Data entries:
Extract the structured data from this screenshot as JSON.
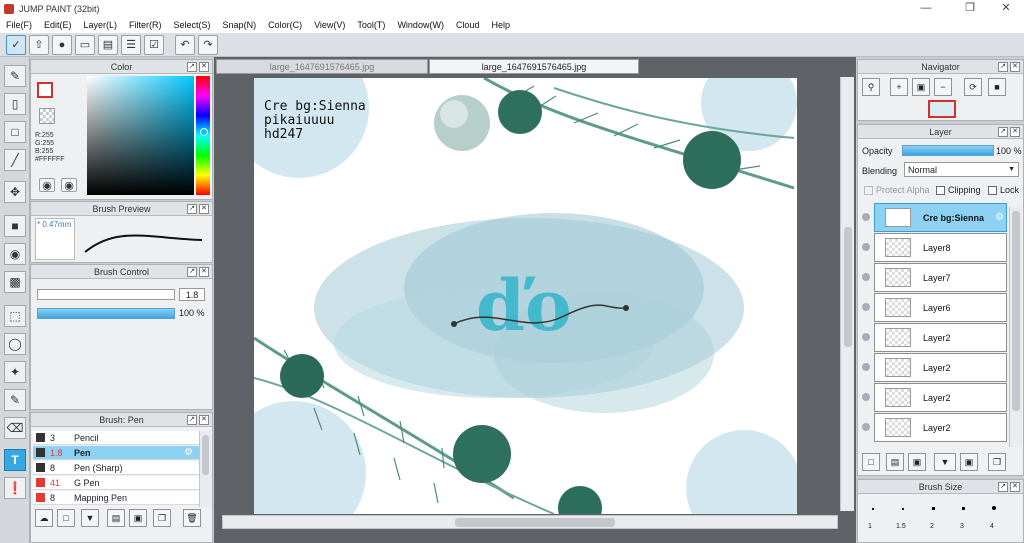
{
  "app": {
    "title": "JUMP PAINT (32bit)"
  },
  "menu": [
    "File(F)",
    "Edit(E)",
    "Layer(L)",
    "Filter(R)",
    "Select(S)",
    "Snap(N)",
    "Color(C)",
    "View(V)",
    "Tool(T)",
    "Window(W)",
    "Cloud",
    "Help"
  ],
  "panels": {
    "color": {
      "title": "Color",
      "r": "R:255",
      "g": "G:255",
      "b": "B:255",
      "hex": "#FFFFFF",
      "hue_colors": "#ff0000,#ff00ff,#0000ff,#00ffff,#00ff00,#ffff00,#ff0000"
    },
    "brush_preview": {
      "title": "Brush Preview",
      "size_label": "0.47mm"
    },
    "brush_control": {
      "title": "Brush Control",
      "size_value": "1.8",
      "opacity_value": "100 %"
    },
    "brush_list": {
      "title": "Brush: Pen",
      "items": [
        {
          "size": "3",
          "name": "Pencil",
          "color": "#333333"
        },
        {
          "size": "1.8",
          "name": "Pen",
          "color": "#333333",
          "selected": true
        },
        {
          "size": "8",
          "name": "Pen (Sharp)",
          "color": "#333333"
        },
        {
          "size": "41",
          "name": "G Pen",
          "color": "#e53935"
        },
        {
          "size": "8",
          "name": "Mapping Pen",
          "color": "#e53935"
        }
      ]
    },
    "navigator": {
      "title": "Navigator"
    },
    "layer": {
      "title": "Layer",
      "opacity_label": "Opacity",
      "opacity_value": "100 %",
      "blending_label": "Blending",
      "blending_value": "Normal",
      "protect_alpha": "Protect Alpha",
      "clipping": "Clipping",
      "lock": "Lock",
      "layers": [
        {
          "name": "Cre bg:Sienna",
          "selected": true
        },
        {
          "name": "Layer8"
        },
        {
          "name": "Layer7"
        },
        {
          "name": "Layer6"
        },
        {
          "name": "Layer2"
        },
        {
          "name": "Layer2"
        },
        {
          "name": "Layer2"
        },
        {
          "name": "Layer2"
        }
      ]
    },
    "brush_size": {
      "title": "Brush Size",
      "labels": [
        "1",
        "1.5",
        "2",
        "3",
        "4"
      ]
    }
  },
  "document": {
    "tabs": [
      "large_1647691576465.jpg",
      "large_1647691576465.jpg"
    ],
    "active_tab": 1,
    "art_text": [
      "Cre bg:Sienna",
      "pikaiuuuu",
      "hd247"
    ]
  }
}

**What the task asks**
Every line above should be repeated exactly; pictures stay out of the copy.

**Solution to the exercise**
Extract the structured data from this screenshot as JSON.
{
  "app": {
    "title": "JUMP PAINT (32bit)"
  },
  "menu": [
    "File(F)",
    "Edit(E)",
    "Layer(L)",
    "Filter(R)",
    "Select(S)",
    "Snap(N)",
    "Color(C)",
    "View(V)",
    "Tool(T)",
    "Window(W)",
    "Cloud",
    "Help"
  ],
  "panels": {
    "color": {
      "title": "Color",
      "r": "R:255",
      "g": "G:255",
      "b": "B:255",
      "hex": "#FFFFFF",
      "hue_colors": "#ff0000,#ff00ff,#0000ff,#00ffff,#00ff00,#ffff00,#ff0000"
    },
    "brush_preview": {
      "title": "Brush Preview",
      "size_label": "0.47mm"
    },
    "brush_control": {
      "title": "Brush Control",
      "size_value": "1.8",
      "opacity_value": "100 %"
    },
    "brush_list": {
      "title": "Brush: Pen",
      "items": [
        {
          "size": "3",
          "name": "Pencil",
          "color": "#333333"
        },
        {
          "size": "1.8",
          "name": "Pen",
          "color": "#333333",
          "selected": true
        },
        {
          "size": "8",
          "name": "Pen (Sharp)",
          "color": "#333333"
        },
        {
          "size": "41",
          "name": "G Pen",
          "color": "#e53935"
        },
        {
          "size": "8",
          "name": "Mapping Pen",
          "color": "#e53935"
        }
      ]
    },
    "navigator": {
      "title": "Navigator"
    },
    "layer": {
      "title": "Layer",
      "opacity_label": "Opacity",
      "opacity_value": "100 %",
      "blending_label": "Blending",
      "blending_value": "Normal",
      "protect_alpha": "Protect Alpha",
      "clipping": "Clipping",
      "lock": "Lock",
      "layers": [
        {
          "name": "Cre bg:Sienna",
          "selected": true
        },
        {
          "name": "Layer8"
        },
        {
          "name": "Layer7"
        },
        {
          "name": "Layer6"
        },
        {
          "name": "Layer2"
        },
        {
          "name": "Layer2"
        },
        {
          "name": "Layer2"
        },
        {
          "name": "Layer2"
        }
      ]
    },
    "brush_size": {
      "title": "Brush Size",
      "labels": [
        "1",
        "1.5",
        "2",
        "3",
        "4"
      ]
    }
  },
  "document": {
    "tabs": [
      "large_1647691576465.jpg",
      "large_1647691576465.jpg"
    ],
    "active_tab": 1,
    "art_text": [
      "Cre bg:Sienna",
      "pikaiuuuu",
      "hd247"
    ]
  }
}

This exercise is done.